**WORK REQUIRED**
Work out how many lines of the listing hold the string "IIMMPACT". Answer with that number alone.

**DATASET EXCERPTS**

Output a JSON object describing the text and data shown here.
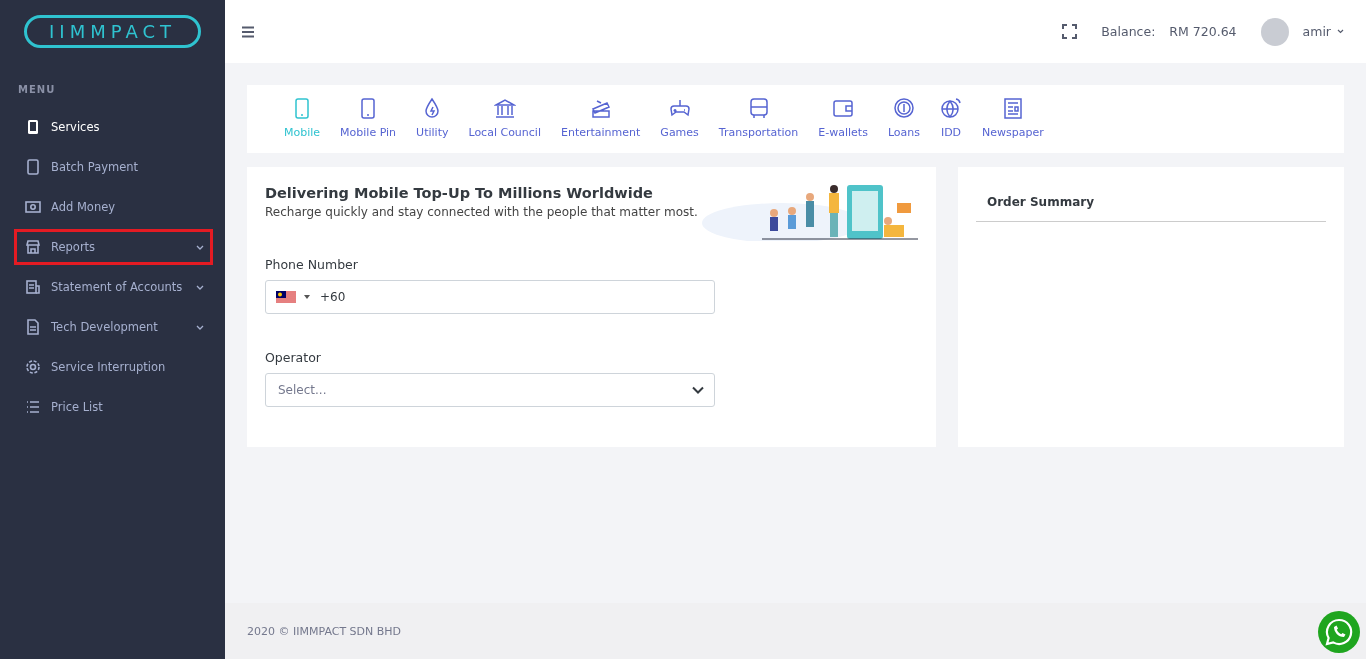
{
  "logo": "IIMMPACT",
  "sidebar": {
    "heading": "MENU",
    "items": [
      {
        "label": "Services",
        "selected": true,
        "expandable": false,
        "highlighted": false
      },
      {
        "label": "Batch Payment",
        "selected": false,
        "expandable": false,
        "highlighted": false
      },
      {
        "label": "Add Money",
        "selected": false,
        "expandable": false,
        "highlighted": false
      },
      {
        "label": "Reports",
        "selected": false,
        "expandable": true,
        "highlighted": true
      },
      {
        "label": "Statement of Accounts",
        "selected": false,
        "expandable": true,
        "highlighted": false
      },
      {
        "label": "Tech Development",
        "selected": false,
        "expandable": true,
        "highlighted": false
      },
      {
        "label": "Service Interruption",
        "selected": false,
        "expandable": false,
        "highlighted": false
      },
      {
        "label": "Price List",
        "selected": false,
        "expandable": false,
        "highlighted": false
      }
    ]
  },
  "header": {
    "balance_label": "Balance:",
    "balance": "RM 720.64",
    "user": "amir"
  },
  "categories": [
    {
      "label": "Mobile",
      "selected": true
    },
    {
      "label": "Mobile Pin",
      "selected": false
    },
    {
      "label": "Utility",
      "selected": false
    },
    {
      "label": "Local Council",
      "selected": false
    },
    {
      "label": "Entertainment",
      "selected": false
    },
    {
      "label": "Games",
      "selected": false
    },
    {
      "label": "Transportation",
      "selected": false
    },
    {
      "label": "E-wallets",
      "selected": false
    },
    {
      "label": "Loans",
      "selected": false
    },
    {
      "label": "IDD",
      "selected": false
    },
    {
      "label": "Newspaper",
      "selected": false
    }
  ],
  "form": {
    "title": "Delivering Mobile Top-Up To Millions Worldwide",
    "subtitle": "Recharge quickly and stay connected with the people that matter most.",
    "phone": {
      "label": "Phone Number",
      "value": "+60"
    },
    "operator": {
      "label": "Operator",
      "placeholder": "Select..."
    }
  },
  "order_summary": {
    "title": "Order Summary"
  },
  "footer": "2020 © IIMMPACT SDN BHD"
}
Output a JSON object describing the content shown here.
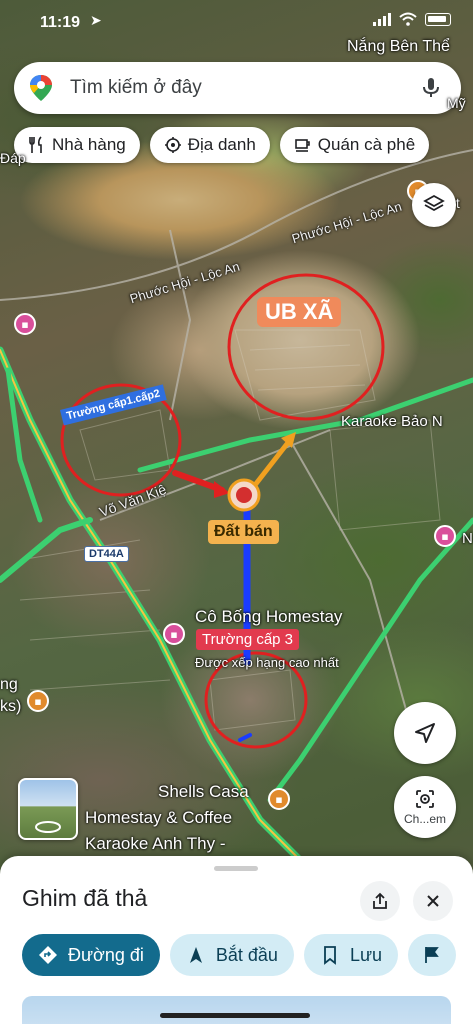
{
  "status": {
    "time": "11:19"
  },
  "search": {
    "placeholder": "Tìm kiếm ở đây"
  },
  "chips": [
    {
      "label": "Nhà hàng",
      "icon": "fork-knife-icon"
    },
    {
      "label": "Địa danh",
      "icon": "landmark-icon"
    },
    {
      "label": "Quán cà phê",
      "icon": "coffee-cup-icon"
    }
  ],
  "map": {
    "labels": {
      "top_right": "Nắng Bên Thể",
      "road_1": "Phước Hội - Lộc An",
      "road_2": "Phước Hội - Lộc An",
      "karaoke": "Karaoke Bảo N",
      "vo_van_kiet": "Võ Văn Kiệ",
      "route": "DT44A",
      "homestay": "Cô Bống Homestay",
      "ranked": "Được xếp hạng cao nhất",
      "shells_1": "Shells Casa",
      "shells_2": "Homestay & Coffee",
      "karaoke_thy": "Karaoke Anh Thy -",
      "edge_dap": "Đáp",
      "edge_ng": "ng",
      "edge_ks": "ks)",
      "edge_n": "N",
      "edge_viet": "iệt",
      "edge_my": "Mỹ"
    },
    "annotations": {
      "ub_xa": "UB XÃ",
      "dat_ban": "Đất bán",
      "truong_cap12": "Trường cấp1.cấp2",
      "truong_cap3": "Trường cấp 3"
    },
    "lens_label": "Ch...em"
  },
  "sheet": {
    "title": "Ghim đã thả",
    "actions": [
      {
        "label": "Đường đi",
        "icon": "directions-icon"
      },
      {
        "label": "Bắt đầu",
        "icon": "navigation-arrow-icon"
      },
      {
        "label": "Lưu",
        "icon": "bookmark-icon"
      }
    ]
  },
  "colors": {
    "traffic_green": "#3cd070",
    "road_yellow": "#f5c542",
    "annotation_red": "#e02020",
    "route_blue": "#1a3cff",
    "route_orange": "#f0a020",
    "primary_button": "#136b8d",
    "secondary_button": "#d3ecf5"
  }
}
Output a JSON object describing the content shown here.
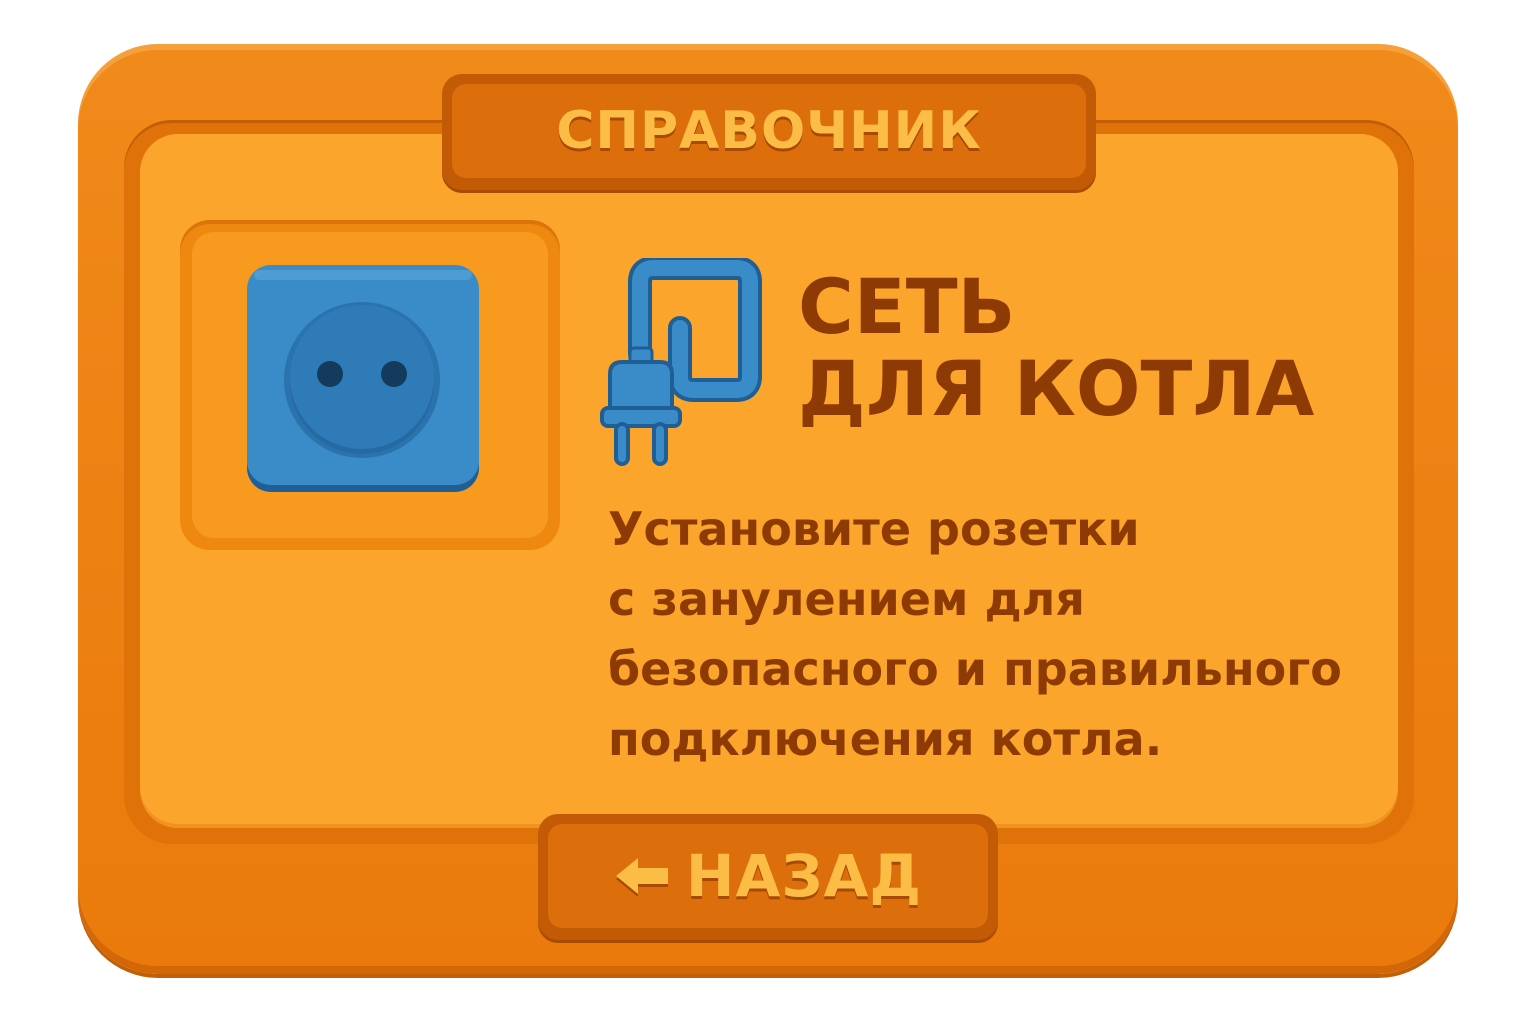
{
  "header": {
    "title": "СПРАВОЧНИК"
  },
  "card": {
    "heading_line1": "СЕТЬ",
    "heading_line2": "ДЛЯ КОТЛА",
    "description": [
      "Установите розетки",
      "с занулением для",
      "безопасного и правильного",
      "подключения котла."
    ],
    "image_icon": "power-socket-icon",
    "heading_icon": "power-plug-icon"
  },
  "footer": {
    "back_label": "НАЗАД",
    "back_icon": "arrow-left-icon"
  },
  "colors": {
    "frame": "#ea7a0c",
    "panel": "#fba52c",
    "tab": "#dd6e0c",
    "tab_text": "#fbbd45",
    "body_text": "#8e3a05",
    "icon_blue": "#3a8cc8"
  }
}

**RESPONSE**
2